***** Information given *****

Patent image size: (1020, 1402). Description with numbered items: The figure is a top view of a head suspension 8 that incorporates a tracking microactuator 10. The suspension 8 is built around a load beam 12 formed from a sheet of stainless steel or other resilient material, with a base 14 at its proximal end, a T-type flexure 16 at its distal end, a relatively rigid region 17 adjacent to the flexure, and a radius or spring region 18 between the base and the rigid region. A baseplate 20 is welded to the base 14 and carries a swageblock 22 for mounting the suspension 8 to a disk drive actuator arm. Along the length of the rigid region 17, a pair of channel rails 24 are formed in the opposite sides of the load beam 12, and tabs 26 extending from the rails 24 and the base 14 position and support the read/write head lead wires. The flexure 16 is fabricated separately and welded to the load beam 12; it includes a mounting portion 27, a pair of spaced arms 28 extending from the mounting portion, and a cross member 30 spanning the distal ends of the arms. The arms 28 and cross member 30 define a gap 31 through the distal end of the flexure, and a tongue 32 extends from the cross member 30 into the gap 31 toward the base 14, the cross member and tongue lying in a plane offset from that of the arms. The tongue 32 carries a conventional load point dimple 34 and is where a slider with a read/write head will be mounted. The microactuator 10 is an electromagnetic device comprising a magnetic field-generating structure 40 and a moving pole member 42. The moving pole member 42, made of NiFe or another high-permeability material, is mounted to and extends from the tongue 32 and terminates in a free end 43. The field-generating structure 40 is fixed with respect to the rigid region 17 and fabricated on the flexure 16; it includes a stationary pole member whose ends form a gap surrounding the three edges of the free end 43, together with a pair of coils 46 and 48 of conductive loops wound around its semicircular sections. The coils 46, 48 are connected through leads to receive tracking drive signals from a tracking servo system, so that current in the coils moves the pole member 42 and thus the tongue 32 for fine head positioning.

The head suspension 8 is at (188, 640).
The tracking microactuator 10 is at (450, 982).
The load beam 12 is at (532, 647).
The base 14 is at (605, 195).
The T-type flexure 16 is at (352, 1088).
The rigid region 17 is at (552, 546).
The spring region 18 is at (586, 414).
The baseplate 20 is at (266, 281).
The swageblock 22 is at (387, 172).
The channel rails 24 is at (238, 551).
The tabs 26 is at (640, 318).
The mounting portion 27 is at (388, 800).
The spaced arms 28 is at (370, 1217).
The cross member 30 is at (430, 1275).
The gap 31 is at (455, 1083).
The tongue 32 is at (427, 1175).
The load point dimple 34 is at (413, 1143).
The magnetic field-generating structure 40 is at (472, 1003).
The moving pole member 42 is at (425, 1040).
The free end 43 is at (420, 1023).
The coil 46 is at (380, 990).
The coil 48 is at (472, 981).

*****

Print every one of the lines above again, word for word and unchanged.

Patent image size: (1020, 1402). Description with numbered items: The figure is a top view of a head suspension 8 that incorporates a tracking microactuator 10. The suspension 8 is built around a load beam 12 formed from a sheet of stainless steel or other resilient material, with a base 14 at its proximal end, a T-type flexure 16 at its distal end, a relatively rigid region 17 adjacent to the flexure, and a radius or spring region 18 between the base and the rigid region. A baseplate 20 is welded to the base 14 and carries a swageblock 22 for mounting the suspension 8 to a disk drive actuator arm. Along the length of the rigid region 17, a pair of channel rails 24 are formed in the opposite sides of the load beam 12, and tabs 26 extending from the rails 24 and the base 14 position and support the read/write head lead wires. The flexure 16 is fabricated separately and welded to the load beam 12; it includes a mounting portion 27, a pair of spaced arms 28 extending from the mounting portion, and a cross member 30 spanning the distal ends of the arms. The arms 28 and cross member 30 define a gap 31 through the distal end of the flexure, and a tongue 32 extends from the cross member 30 into the gap 31 toward the base 14, the cross member and tongue lying in a plane offset from that of the arms. The tongue 32 carries a conventional load point dimple 34 and is where a slider with a read/write head will be mounted. The microactuator 10 is an electromagnetic device comprising a magnetic field-generating structure 40 and a moving pole member 42. The moving pole member 42, made of NiFe or another high-permeability material, is mounted to and extends from the tongue 32 and terminates in a free end 43. The field-generating structure 40 is fixed with respect to the rigid region 17 and fabricated on the flexure 16; it includes a stationary pole member whose ends form a gap surrounding the three edges of the free end 43, together with a pair of coils 46 and 48 of conductive loops wound around its semicircular sections. The coils 46, 48 are connected through leads to receive tracking drive signals from a tracking servo system, so that current in the coils moves the pole member 42 and thus the tongue 32 for fine head positioning.

The head suspension 8 is at (188, 640).
The tracking microactuator 10 is at (450, 982).
The load beam 12 is at (532, 647).
The base 14 is at (605, 195).
The T-type flexure 16 is at (352, 1088).
The rigid region 17 is at (552, 546).
The spring region 18 is at (586, 414).
The baseplate 20 is at (266, 281).
The swageblock 22 is at (387, 172).
The channel rails 24 is at (238, 551).
The tabs 26 is at (640, 318).
The mounting portion 27 is at (388, 800).
The spaced arms 28 is at (370, 1217).
The cross member 30 is at (430, 1275).
The gap 31 is at (455, 1083).
The tongue 32 is at (427, 1175).
The load point dimple 34 is at (413, 1143).
The magnetic field-generating structure 40 is at (472, 1003).
The moving pole member 42 is at (425, 1040).
The free end 43 is at (420, 1023).
The coil 46 is at (380, 990).
The coil 48 is at (472, 981).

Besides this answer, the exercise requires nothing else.